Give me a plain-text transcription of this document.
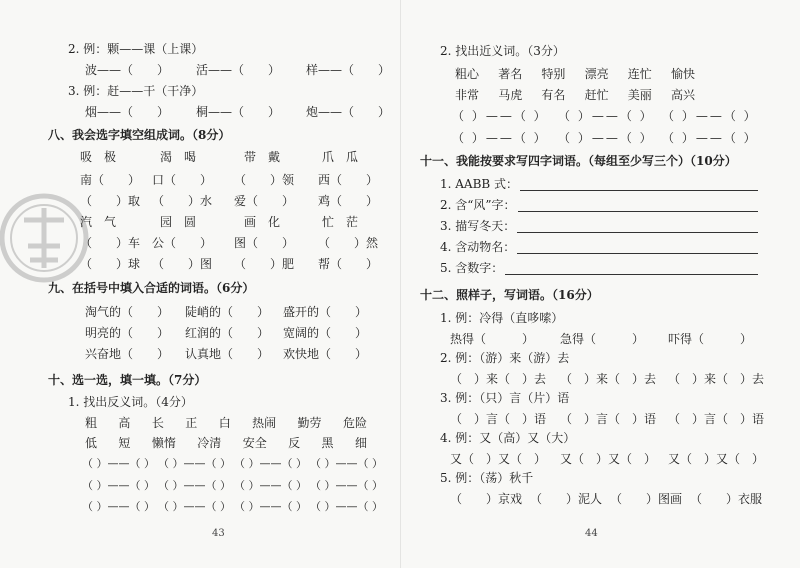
2. 例：颗——课（上课）
波——（　　） 活——（　　） 样——（　　）
3. 例：赶——干（干净）
烟——（　　） 桐——（　　） 炮——（　　）
八、我会选字填空组成词。（8分）
吸　极	渴　喝	带　戴	爪　瓜
南（　　） 口（　　） （　　）领 西（　　）
（　　）取 （　　）水 爱（　　） 鸡（　　）
汽　气	园　圆	画　化	忙　茫
（　　）车 公（　　） 图（　　） （　　）然
（　　）球 （　　）图 （　　）肥 帮（　　）
九、在括号中填入合适的词语。（6分）
淘气的（　　） 陡峭的（　　） 盛开的（　　）
明亮的（　　） 红润的（　　） 宽阔的（　　）
兴奋地（　　） 认真地（　　） 欢快地（　　）
十、选一选，填一填。（7分）
1. 找出反义词。（4分）
粗 高 长 正 白 热闹 勤劳 危险
低 短 懒惰 冷清 安全 反 黑 细
（ ）——（ ） （ ）——（ ） （ ）——（ ） （ ）——（ ）
（ ）——（ ） （ ）——（ ） （ ）——（ ） （ ）——（ ）
（ ）——（ ） （ ）——（ ） （ ）——（ ） （ ）——（ ）
43
2. 找出近义词。（3分）
粗心 著名 特别 漂亮 连忙 愉快
非常 马虎 有名 赶忙 美丽 高兴
（ ）——（ ） （ ）——（ ） （ ）——（ ）
（ ）——（ ） （ ）——（ ） （ ）——（ ）
十一、我能按要求写四字词语。（每组至少写三个）（10分）
1. AABB 式：
2. 含“风”字：
3. 描写冬天：
4. 含动物名：
5. 含数字：
十二、照样子，写词语。（16分）
1. 例：冷得（直哆嗦）
热得（　　　） 急得（　　　） 吓得（　　　）
2. 例：（游）来（游）去
（　）来（　）去 （　）来（　）去 （　）来（　）去
3. 例：（只）言（片）语
（　）言（　）语 （　）言（　）语 （　）言（　）语
4. 例：又（高）又（大）
又（　）又（　） 又（　）又（　） 又（　）又（　）
5. 例：（荡）秋千
（　　）京戏 （　　）泥人 （　　）图画 （　　）衣服
44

◆ ◆ ◆ ◆ ◆

* Exercise aim *
Leave the pictures out, and transcribe each of the records exactly.

* Answer *
Give me a plain-text transcription of this document.
2. 例：颗——课（上课）
波——（　　） 活——（　　） 样——（　　）
3. 例：赶——干（干净）
烟——（　　） 桐——（　　） 炮——（　　）
八、我会选字填空组成词。（8分）
吸　极	渴　喝	带　戴	爪　瓜
南（　　） 口（　　） （　　）领 西（　　）
（　　）取 （　　）水 爱（　　） 鸡（　　）
汽　气	园　圆	画　化	忙　茫
（　　）车 公（　　） 图（　　） （　　）然
（　　）球 （　　）图 （　　）肥 帮（　　）
九、在括号中填入合适的词语。（6分）
淘气的（　　） 陡峭的（　　） 盛开的（　　）
明亮的（　　） 红润的（　　） 宽阔的（　　）
兴奋地（　　） 认真地（　　） 欢快地（　　）
十、选一选，填一填。（7分）
1. 找出反义词。（4分）
粗 高 长 正 白 热闹 勤劳 危险
低 短 懒惰 冷清 安全 反 黑 细
（ ）——（ ） （ ）——（ ） （ ）——（ ） （ ）——（ ）
（ ）——（ ） （ ）——（ ） （ ）——（ ） （ ）——（ ）
（ ）——（ ） （ ）——（ ） （ ）——（ ） （ ）——（ ）
43
2. 找出近义词。（3分）
粗心 著名 特别 漂亮 连忙 愉快
非常 马虎 有名 赶忙 美丽 高兴
（ ）——（ ） （ ）——（ ） （ ）——（ ）
（ ）——（ ） （ ）——（ ） （ ）——（ ）
十一、我能按要求写四字词语。（每组至少写三个）（10分）
1. AABB 式：
2. 含“风”字：
3. 描写冬天：
4. 含动物名：
5. 含数字：
十二、照样子，写词语。（16分）
1. 例：冷得（直哆嗦）
热得（　　　） 急得（　　　） 吓得（　　　）
2. 例：（游）来（游）去
（　）来（　）去 （　）来（　）去 （　）来（　）去
3. 例：（只）言（片）语
（　）言（　）语 （　）言（　）语 （　）言（　）语
4. 例：又（高）又（大）
又（　）又（　） 又（　）又（　） 又（　）又（　）
5. 例：（荡）秋千
（　　）京戏 （　　）泥人 （　　）图画 （　　）衣服
44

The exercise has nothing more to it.